* _STATED EXERCISE_
In your copy, reproduce the entries exactly as they are, minus the images.

* _RECORDS_
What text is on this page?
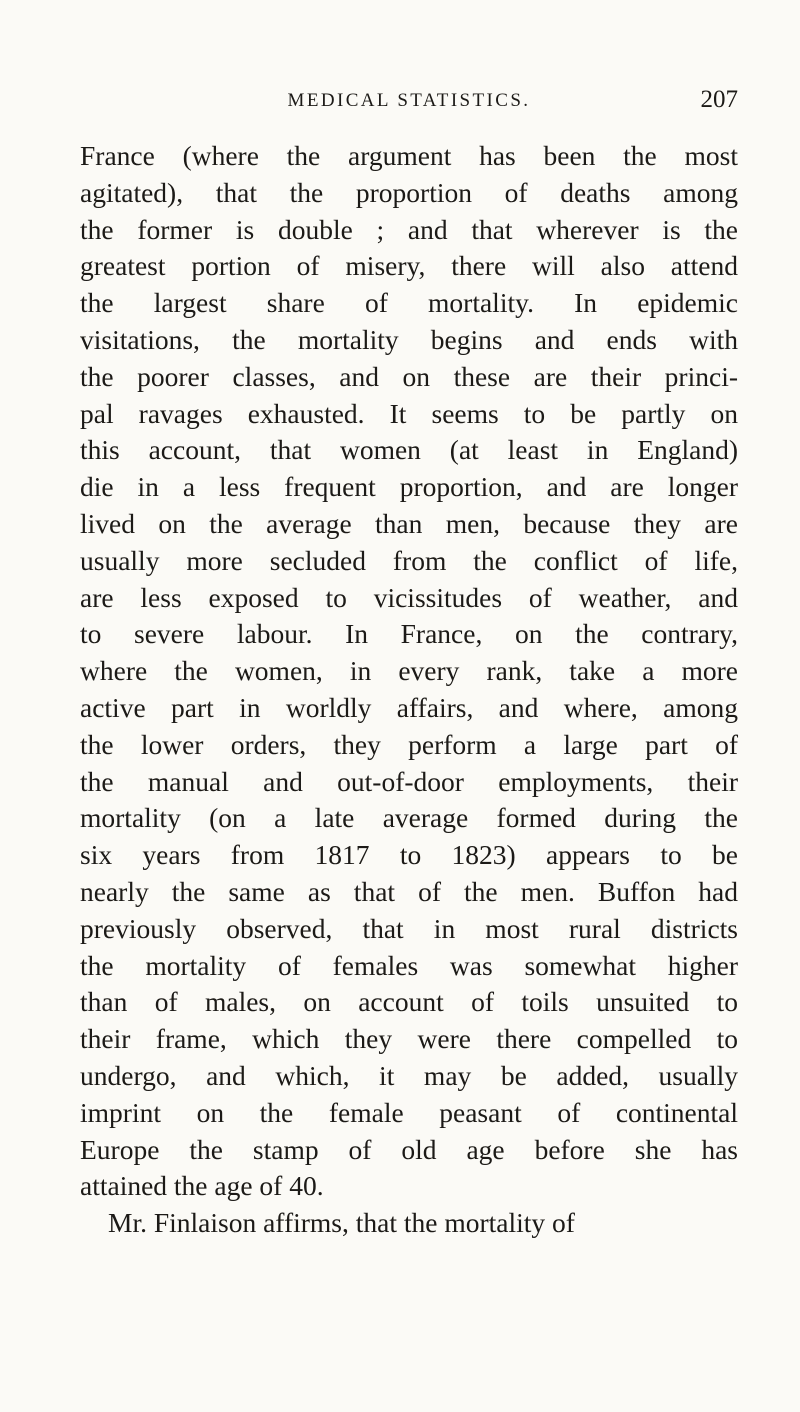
MEDICAL STATISTICS.	207
France (where the argument has been the most
agitated), that the proportion of deaths among
the former is double ; and that wherever is the
greatest portion of misery, there will also attend
the largest share of mortality. In epidemic
visitations, the mortality begins and ends with
the poorer classes, and on these are their princi-
pal ravages exhausted. It seems to be partly on
this account, that women (at least in England)
die in a less frequent proportion, and are longer
lived on the average than men, because they are
usually more secluded from the conflict of life,
are less exposed to vicissitudes of weather, and
to severe labour. In France, on the contrary,
where the women, in every rank, take a more
active part in worldly affairs, and where, among
the lower orders, they perform a large part of
the manual and out-of-door employments, their
mortality (on a late average formed during the
six years from 1817 to 1823) appears to be
nearly the same as that of the men. Buffon had
previously observed, that in most rural districts
the mortality of females was somewhat higher
than of males, on account of toils unsuited to
their frame, which they were there compelled to
undergo, and which, it may be added, usually
imprint on the female peasant of continental
Europe the stamp of old age before she has
attained the age of 40.
Mr. Finlaison affirms, that the mortality of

* _ANSWER_
What text is on this page?
MEDICAL STATISTICS.	207
France (where the argument has been the most
agitated), that the proportion of deaths among
the former is double ; and that wherever is the
greatest portion of misery, there will also attend
the largest share of mortality. In epidemic
visitations, the mortality begins and ends with
the poorer classes, and on these are their princi-
pal ravages exhausted. It seems to be partly on
this account, that women (at least in England)
die in a less frequent proportion, and are longer
lived on the average than men, because they are
usually more secluded from the conflict of life,
are less exposed to vicissitudes of weather, and
to severe labour. In France, on the contrary,
where the women, in every rank, take a more
active part in worldly affairs, and where, among
the lower orders, they perform a large part of
the manual and out-of-door employments, their
mortality (on a late average formed during the
six years from 1817 to 1823) appears to be
nearly the same as that of the men. Buffon had
previously observed, that in most rural districts
the mortality of females was somewhat higher
than of males, on account of toils unsuited to
their frame, which they were there compelled to
undergo, and which, it may be added, usually
imprint on the female peasant of continental
Europe the stamp of old age before she has
attained the age of 40.
Mr. Finlaison affirms, that the mortality of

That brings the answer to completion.